§ **Given instruction**
Track down each line that has the word "great" and copy it.
START Dataset records
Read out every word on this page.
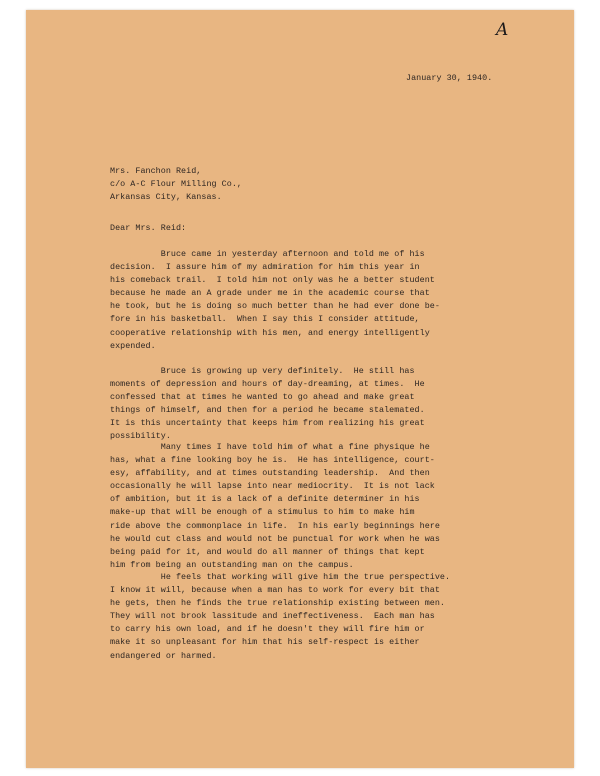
A
January 30, 1940.
Mrs. Fanchon Reid,
c/o A-C Flour Milling Co.,
Arkansas City, Kansas.
Dear Mrs. Reid:
Bruce came in yesterday afternoon and told me of his
decision.  I assure him of my admiration for him this year in
his comeback trail.  I told him not only was he a better student
because he made an A grade under me in the academic course that
he took, but he is doing so much better than he had ever done be-
fore in his basketball.  When I say this I consider attitude,
cooperative relationship with his men, and energy intelligently
expended.
Bruce is growing up very definitely.  He still has
moments of depression and hours of day-dreaming, at times.  He
confessed that at times he wanted to go ahead and make great
things of himself, and then for a period he became stalemated.
It is this uncertainty that keeps him from realizing his great
possibility.
Many times I have told him of what a fine physique he
has, what a fine looking boy he is.  He has intelligence, court-
esy, affability, and at times outstanding leadership.  And then
occasionally he will lapse into near mediocrity.  It is not lack
of ambition, but it is a lack of a definite determiner in his
make-up that will be enough of a stimulus to him to make him
ride above the commonplace in life.  In his early beginnings here
he would cut class and would not be punctual for work when he was
being paid for it, and would do all manner of things that kept
him from being an outstanding man on the campus.
He feels that working will give him the true perspective.
I know it will, because when a man has to work for every bit that
he gets, then he finds the true relationship existing between men.
They will not brook lassitude and ineffectiveness.  Each man has
to carry his own load, and if he doesn't they will fire him or
make it so unpleasant for him that his self-respect is either
endangered or harmed.
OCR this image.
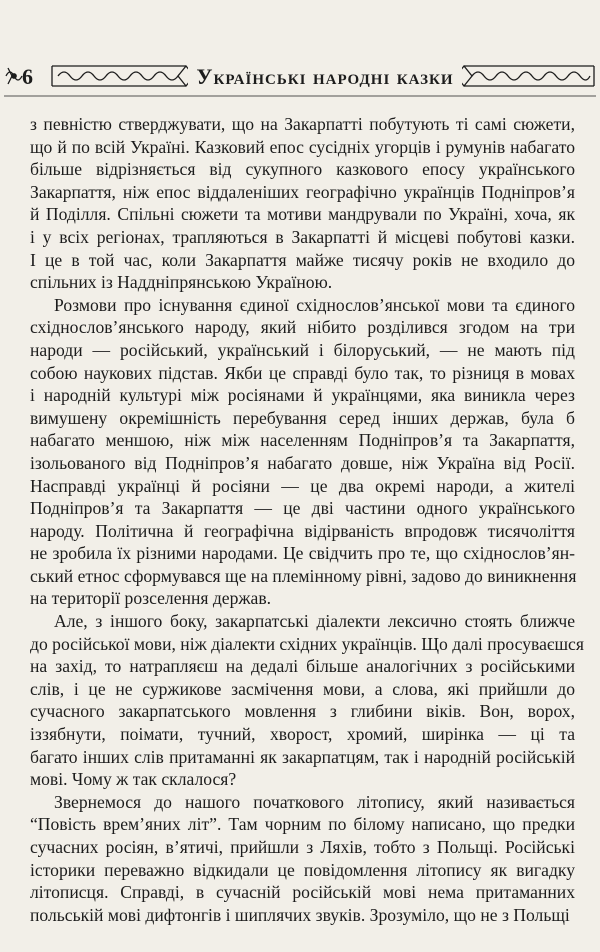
6	Українські народні казки
з певністю стверджувати, що на Закарпатті побутують ті самі сюжети,
що й по всій Україні. Казковий епос сусідніх угорців і румунів набагато
більше відрізняється від сукупного казкового епосу українського
Закарпаття, ніж епос віддаленіших географічно українців Подніпров’я
й Поділля. Спільні сюжети та мотиви мандрували по Україні, хоча, як
і у всіх регіонах, трапляються в Закарпатті й місцеві побутові казки.
І це в той час, коли Закарпаття майже тисячу років не входило до
спільних із Наддніпрянською Україною.
Розмови про існування єдиної східнослов’янської мови та єдиного
східнослов’янського народу, який нібито розділився згодом на три
народи — російський, український і білоруський, — не мають під
собою наукових підстав. Якби це справді було так, то різниця в мовах
і народній культурі між росіянами й українцями, яка виникла через
вимушену окремішність перебування серед інших держав, була б
набагато меншою, ніж між населенням Подніпров’я та Закарпаття,
ізольованого від Подніпров’я набагато довше, ніж Україна від Росії.
Насправді українці й росіяни — це два окремі народи, а жителі
Подніпров’я та Закарпаття — це дві частини одного українського
народу. Політична й географічна відірваність впродовж тисячоліття
не зробила їх різними народами. Це свідчить про те, що східнослов’ян-
ський етнос сформувався ще на племінному рівні, задово до виникнення
на території розселення держав.
Але, з іншого боку, закарпатські діалекти лексично стоять ближче
до російської мови, ніж діалекти східних українців. Що далі просуваєшся
на захід, то натрапляєш на дедалі більше аналогічних з російськими
слів, і це не суржикове засмічення мови, а слова, які прийшли до
сучасного закарпатського мовлення з глибини віків. Вон, ворох,
іззябнути, поімати, тучний, хворост, хромий, ширінка — ці та
багато інших слів притаманні як закарпатцям, так і народній російській
мові. Чому ж так склалося?
Звернемося до нашого початкового літопису, який називається
“Повість врем’яних літ”. Там чорним по білому написано, що предки
сучасних росіян, в’ятичі, прийшли з Ляхів, тобто з Польщі. Російські
історики переважно відкидали це повідомлення літопису як вигадку
літописця. Справді, в сучасній російській мові нема притаманних
польській мові дифтонгів і шиплячих звуків. Зрозуміло, що не з Польщі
END Dataset records
§ **Response**
confessed that at times he wanted to go ahead and make great
It is this uncertainty that keeps him from realizing his great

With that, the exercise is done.